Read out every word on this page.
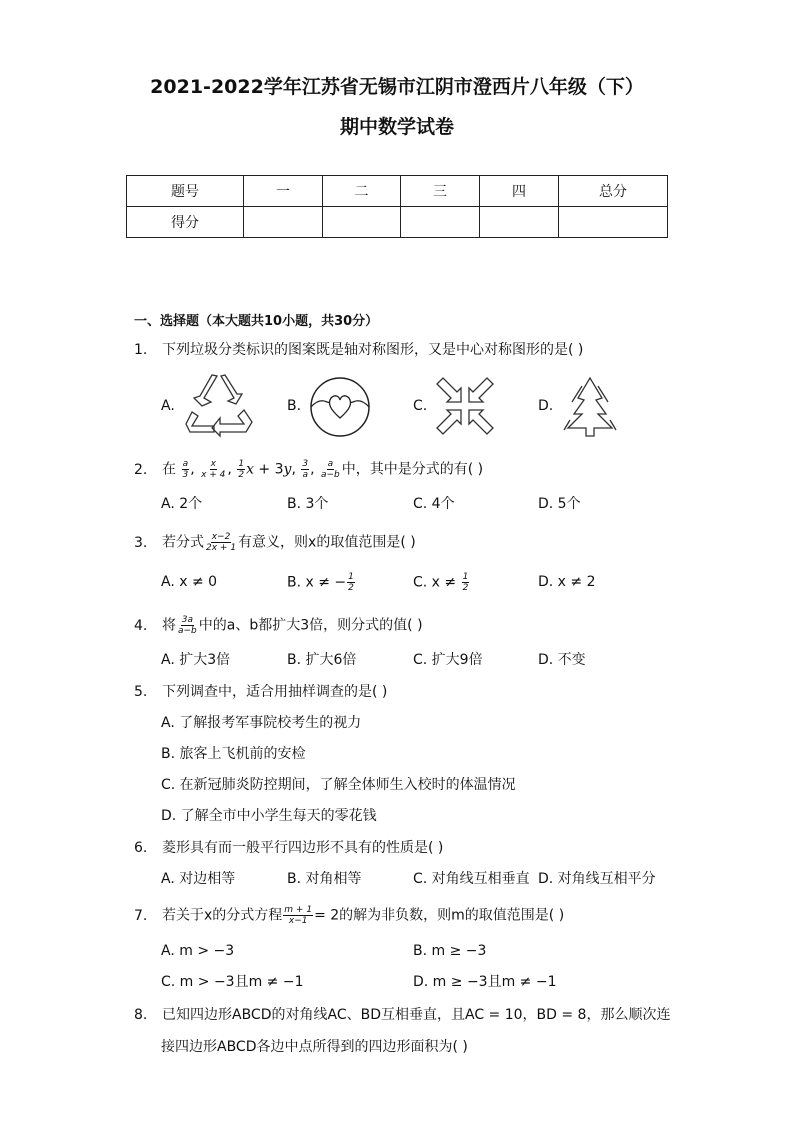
2021-2022学年江苏省无锡市江阴市澄西片八年级（下）
期中数学试卷
题号	一	二	三	四	总分
得分					
一、选择题（本大题共10小题，共30分）
1. 下列垃圾分类标识的图案既是轴对称图形，又是中心对称图形的是( )
A.	B.	C.	D.
2. 在 $\frac{a}{3}$ , $\frac{x}{x + 4}$ , $\frac{1}{2}$ x + 3y, $\frac{3}{a}$ , $\frac{a}{a-b}$ 中，其中是分式的有( )
A. 2个	B. 3个	C. 4个	D. 5个
3. 若分式 $\frac{x-2}{2x + 1}$ 有意义，则x的取值范围是( )
A. x ≠ 0	B. x ≠ − $\frac{1}{2}$	C. $x \ne \frac{1}{2}$	D. x ≠ 2
4. 将 $\frac{3a}{a-b}$ 中的a、b都扩大3倍，则分式的值( )
A. 扩大3倍	B. 扩大6倍	C. 扩大9倍	D. 不变
5. 下列调查中，适合用抽样调查的是( )
A. 了解报考军事院校考生的视力
B. 旅客上飞机前的安检
C. 在新冠肺炎防控期间，了解全体师生入校时的体温情况
D. 了解全市中小学生每天的零花钱
6. 菱形具有而一般平行四边形不具有的性质是( )
A. 对边相等	B. 对角相等	C. 对角线互相垂直 D. 对角线互相平分
7. 若关于x的分式方程 $\frac{m + 1}{x-1} = 2$的解为非负数，则m的取值范围是( )
A. m > −3	B. m ≥ −3
C. m > −3且m ≠ −1	D. m ≥ −3且m ≠ −1
8. 已知四边形ABCD的对角线AC、BD互相垂直，且AC = 10，BD = 8，那么顺次连
接四边形ABCD各边中点所得到的四边形面积为( )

__________________________________________________

Transcribe the full listing character for character. Pictures are excluded.

Read out every word on this page.
2021-2022学年江苏省无锡市江阴市澄西片八年级（下）
期中数学试卷
题号	一	二	三	四	总分
得分					
一、选择题（本大题共10小题，共30分）
1. 下列垃圾分类标识的图案既是轴对称图形，又是中心对称图形的是( )
A.	B.	C.	D.
2. 在 $\frac{a}{3}$ , $\frac{x}{x + 4}$ , $\frac{1}{2}$ x + 3y, $\frac{3}{a}$ , $\frac{a}{a-b}$ 中，其中是分式的有( )
A. 2个	B. 3个	C. 4个	D. 5个
3. 若分式 $\frac{x-2}{2x + 1}$ 有意义，则x的取值范围是( )
A. x ≠ 0	B. x ≠ − $\frac{1}{2}$	C. $x \ne \frac{1}{2}$	D. x ≠ 2
4. 将 $\frac{3a}{a-b}$ 中的a、b都扩大3倍，则分式的值( )
A. 扩大3倍	B. 扩大6倍	C. 扩大9倍	D. 不变
5. 下列调查中，适合用抽样调查的是( )
A. 了解报考军事院校考生的视力
B. 旅客上飞机前的安检
C. 在新冠肺炎防控期间，了解全体师生入校时的体温情况
D. 了解全市中小学生每天的零花钱
6. 菱形具有而一般平行四边形不具有的性质是( )
A. 对边相等	B. 对角相等	C. 对角线互相垂直 D. 对角线互相平分
7. 若关于x的分式方程 $\frac{m + 1}{x-1} = 2$的解为非负数，则m的取值范围是( )
A. m > −3	B. m ≥ −3
C. m > −3且m ≠ −1	D. m ≥ −3且m ≠ −1
8. 已知四边形ABCD的对角线AC、BD互相垂直，且AC = 10，BD = 8，那么顺次连
接四边形ABCD各边中点所得到的四边形面积为( )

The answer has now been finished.